** WORK INSTRUCTIONS **
Only the lines from the one with "OCR this image." to the last line belong in your answer; write them out exactly and drop the pictures.

** DATA FOR THIS TASK **
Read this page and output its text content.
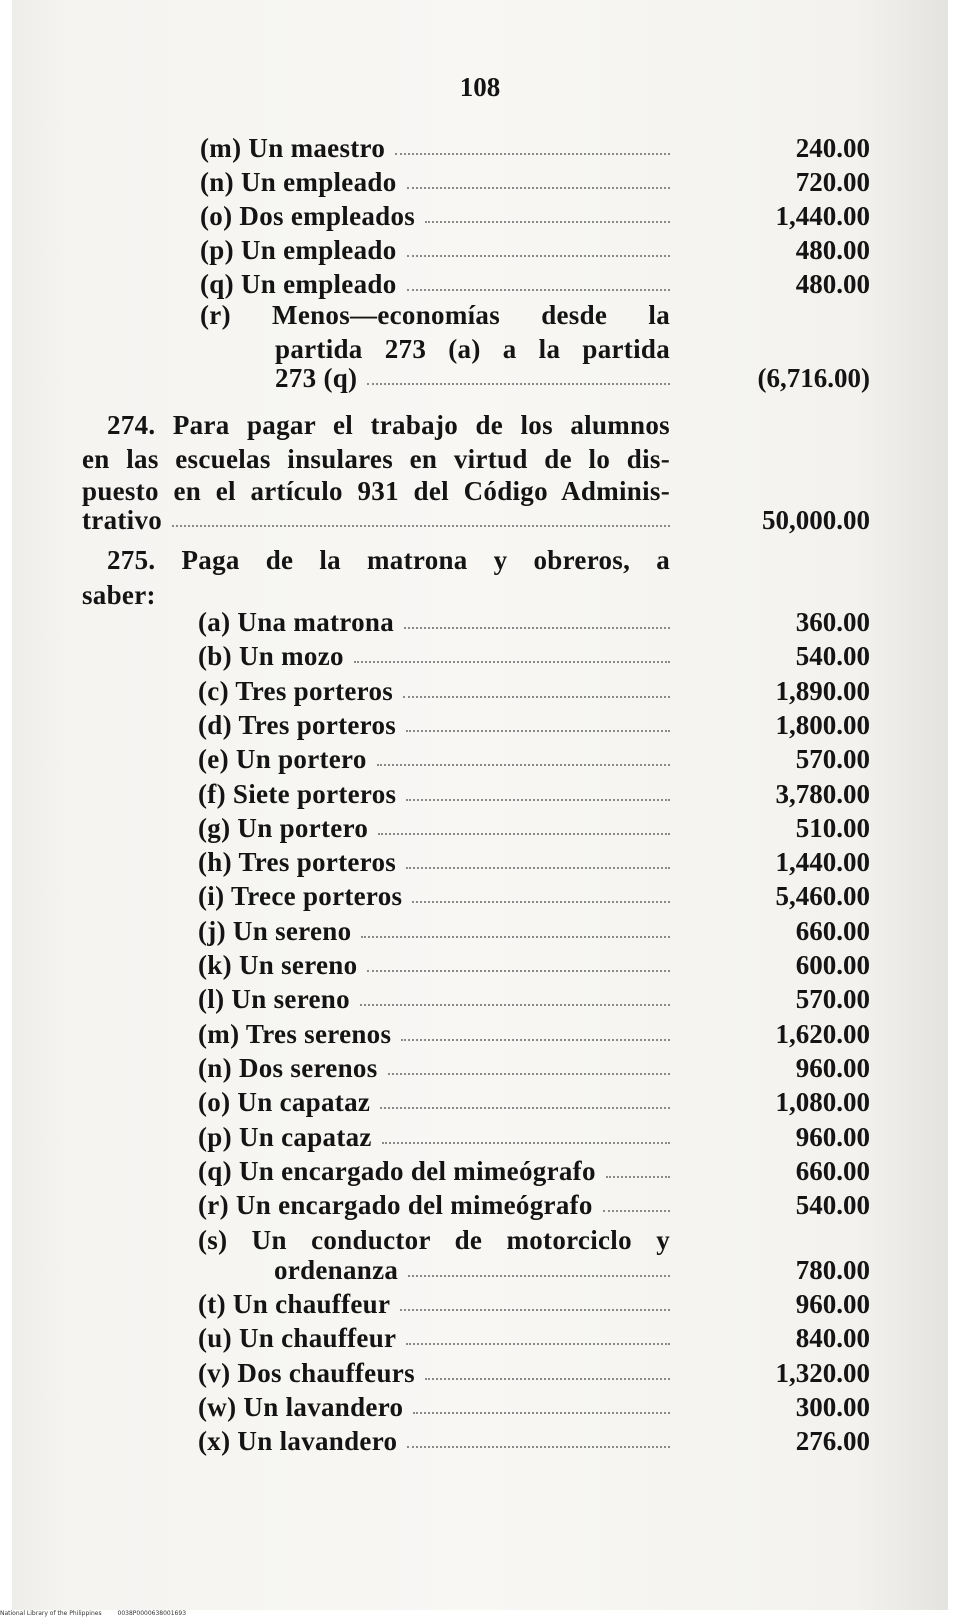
108
(m) Un maestro	240.00
(n) Un empleado	720.00
(o) Dos empleados	1,440.00
(p) Un empleado	480.00
(q) Un empleado	480.00
(r) Menos—economías desde la
partida 273 (a) a la partida
273 (q)	(6,716.00)
274. Para pagar el trabajo de los alumnos
en las escuelas insulares en virtud de lo dis-
puesto en el artículo 931 del Código Adminis-
trativo	50,000.00
275. Paga de la matrona y obreros, a
saber:
(a) Una matrona	360.00
(b) Un mozo	540.00
(c) Tres porteros	1,890.00
(d) Tres porteros	1,800.00
(e) Un portero	570.00
(f) Siete porteros	3,780.00
(g) Un portero	510.00
(h) Tres porteros	1,440.00
(i) Trece porteros	5,460.00
(j) Un sereno	660.00
(k) Un sereno	600.00
(l) Un sereno	570.00
(m) Tres serenos	1,620.00
(n) Dos serenos	960.00
(o) Un capataz	1,080.00
(p) Un capataz	960.00
(q) Un encargado del mimeógrafo	660.00
(r) Un encargado del mimeógrafo	540.00
(s) Un conductor de motorciclo y
ordenanza	780.00
(t) Un chauffeur	960.00
(u) Un chauffeur	840.00
(v) Dos chauffeurs	1,320.00
(w) Un lavandero	300.00
(x) Un lavandero	276.00
National Library of the Philippines	0038P0000638001693
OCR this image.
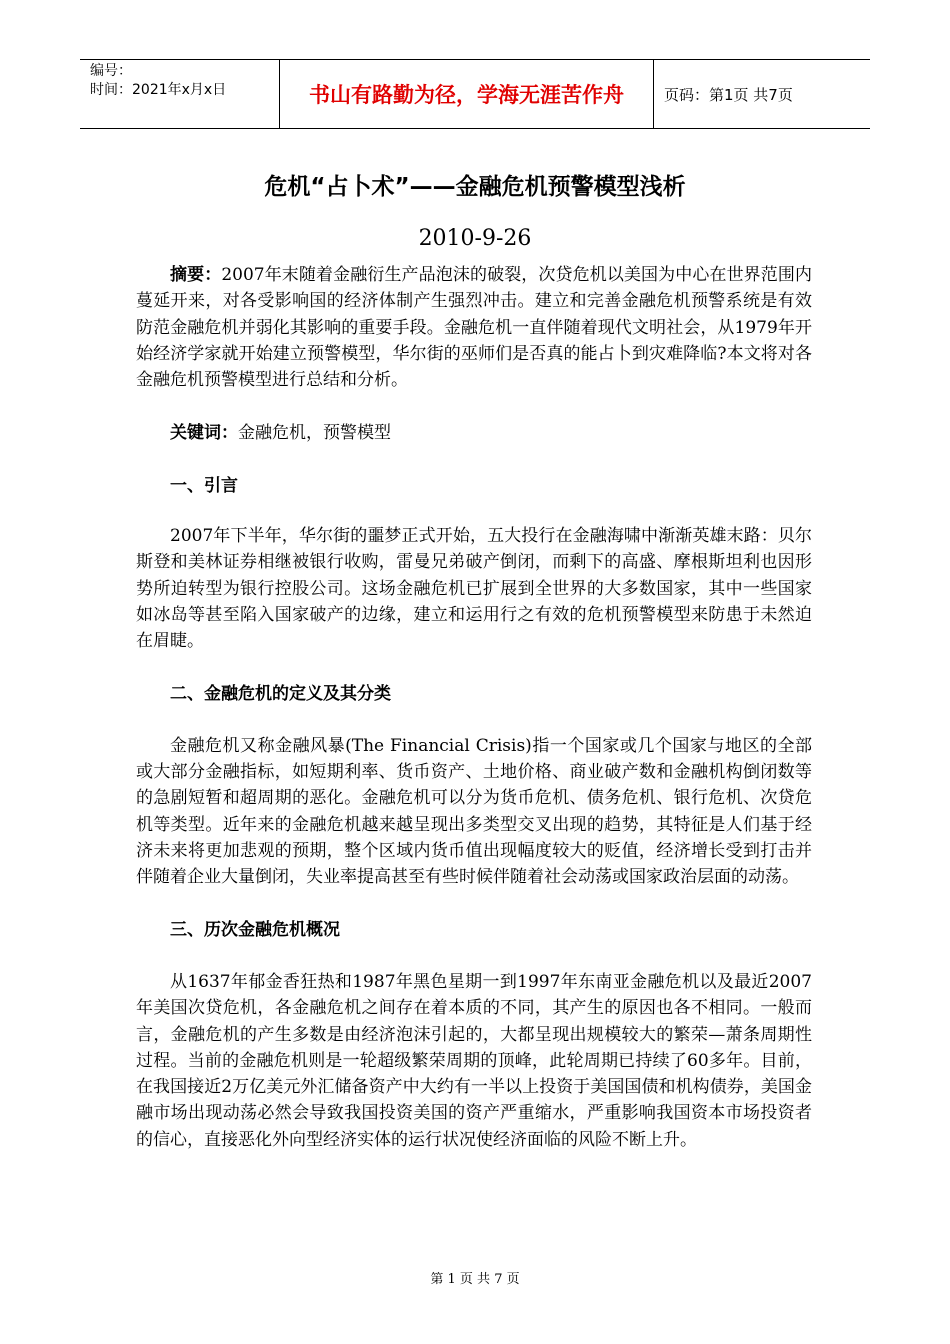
编号：
时间：2021年x月x日	书山有路勤为径，学海无涯苦作舟	页码：第1页 共7页
危机“占卜术”——金融危机预警模型浅析
2010-9-26

摘要：2007年末随着金融衍生产品泡沫的破裂，次贷危机以美国为中心在世界范围内蔓延开来，对各受影响国的经济体制产生强烈冲击。建立和完善金融危机预警系统是有效防范金融危机并弱化其影响的重要手段。金融危机一直伴随着现代文明社会，从1979年开始经济学家就开始建立预警模型，华尔街的巫师们是否真的能占卜到灾难降临?本文将对各金融危机预警模型进行总结和分析。

关键词：金融危机，预警模型

一、引言

2007年下半年，华尔街的噩梦正式开始，五大投行在金融海啸中渐渐英雄末路：贝尔斯登和美林证券相继被银行收购，雷曼兄弟破产倒闭，而剩下的高盛、摩根斯坦利也因形势所迫转型为银行控股公司。这场金融危机已扩展到全世界的大多数国家，其中一些国家如冰岛等甚至陷入国家破产的边缘，建立和运用行之有效的危机预警模型来防患于未然迫在眉睫。

二、金融危机的定义及其分类

金融危机又称金融风暴(The Financial Crisis)指一个国家或几个国家与地区的全部或大部分金融指标，如短期利率、货币资产、土地价格、商业破产数和金融机构倒闭数等的急剧短暂和超周期的恶化。金融危机可以分为货币危机、债务危机、银行危机、次贷危机等类型。近年来的金融危机越来越呈现出多类型交叉出现的趋势，其特征是人们基于经济未来将更加悲观的预期，整个区域内货币值出现幅度较大的贬值，经济增长受到打击并伴随着企业大量倒闭，失业率提高甚至有些时候伴随着社会动荡或国家政治层面的动荡。

三、历次金融危机概况

从1637年郁金香狂热和1987年黑色星期一到1997年东南亚金融危机以及最近2007年美国次贷危机，各金融危机之间存在着本质的不同，其产生的原因也各不相同。一般而言，金融危机的产生多数是由经济泡沫引起的，大都呈现出规模较大的繁荣—萧条周期性过程。当前的金融危机则是一轮超级繁荣周期的顶峰，此轮周期已持续了60多年。目前，在我国接近2万亿美元外汇储备资产中大约有一半以上投资于美国国债和机构债券，美国金融市场出现动荡必然会导致我国投资美国的资产严重缩水，严重影响我国资本市场投资者的信心，直接恶化外向型经济实体的运行状况使经济面临的风险不断上升。

第 1 页 共 7 页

** FULL ANSWER **
OCR this image.
编号：
时间：2021年x月x日	书山有路勤为径，学海无涯苦作舟	页码：第1页 共7页
危机“占卜术”——金融危机预警模型浅析
2010-9-26

摘要：2007年末随着金融衍生产品泡沫的破裂，次贷危机以美国为中心在世界范围内蔓延开来，对各受影响国的经济体制产生强烈冲击。建立和完善金融危机预警系统是有效防范金融危机并弱化其影响的重要手段。金融危机一直伴随着现代文明社会，从1979年开始经济学家就开始建立预警模型，华尔街的巫师们是否真的能占卜到灾难降临?本文将对各金融危机预警模型进行总结和分析。

关键词：金融危机，预警模型

一、引言

2007年下半年，华尔街的噩梦正式开始，五大投行在金融海啸中渐渐英雄末路：贝尔斯登和美林证券相继被银行收购，雷曼兄弟破产倒闭，而剩下的高盛、摩根斯坦利也因形势所迫转型为银行控股公司。这场金融危机已扩展到全世界的大多数国家，其中一些国家如冰岛等甚至陷入国家破产的边缘，建立和运用行之有效的危机预警模型来防患于未然迫在眉睫。

二、金融危机的定义及其分类

金融危机又称金融风暴(The Financial Crisis)指一个国家或几个国家与地区的全部或大部分金融指标，如短期利率、货币资产、土地价格、商业破产数和金融机构倒闭数等的急剧短暂和超周期的恶化。金融危机可以分为货币危机、债务危机、银行危机、次贷危机等类型。近年来的金融危机越来越呈现出多类型交叉出现的趋势，其特征是人们基于经济未来将更加悲观的预期，整个区域内货币值出现幅度较大的贬值，经济增长受到打击并伴随着企业大量倒闭，失业率提高甚至有些时候伴随着社会动荡或国家政治层面的动荡。

三、历次金融危机概况

从1637年郁金香狂热和1987年黑色星期一到1997年东南亚金融危机以及最近2007年美国次贷危机，各金融危机之间存在着本质的不同，其产生的原因也各不相同。一般而言，金融危机的产生多数是由经济泡沫引起的，大都呈现出规模较大的繁荣—萧条周期性过程。当前的金融危机则是一轮超级繁荣周期的顶峰，此轮周期已持续了60多年。目前，在我国接近2万亿美元外汇储备资产中大约有一半以上投资于美国国债和机构债券，美国金融市场出现动荡必然会导致我国投资美国的资产严重缩水，严重影响我国资本市场投资者的信心，直接恶化外向型经济实体的运行状况使经济面临的风险不断上升。

第 1 页 共 7 页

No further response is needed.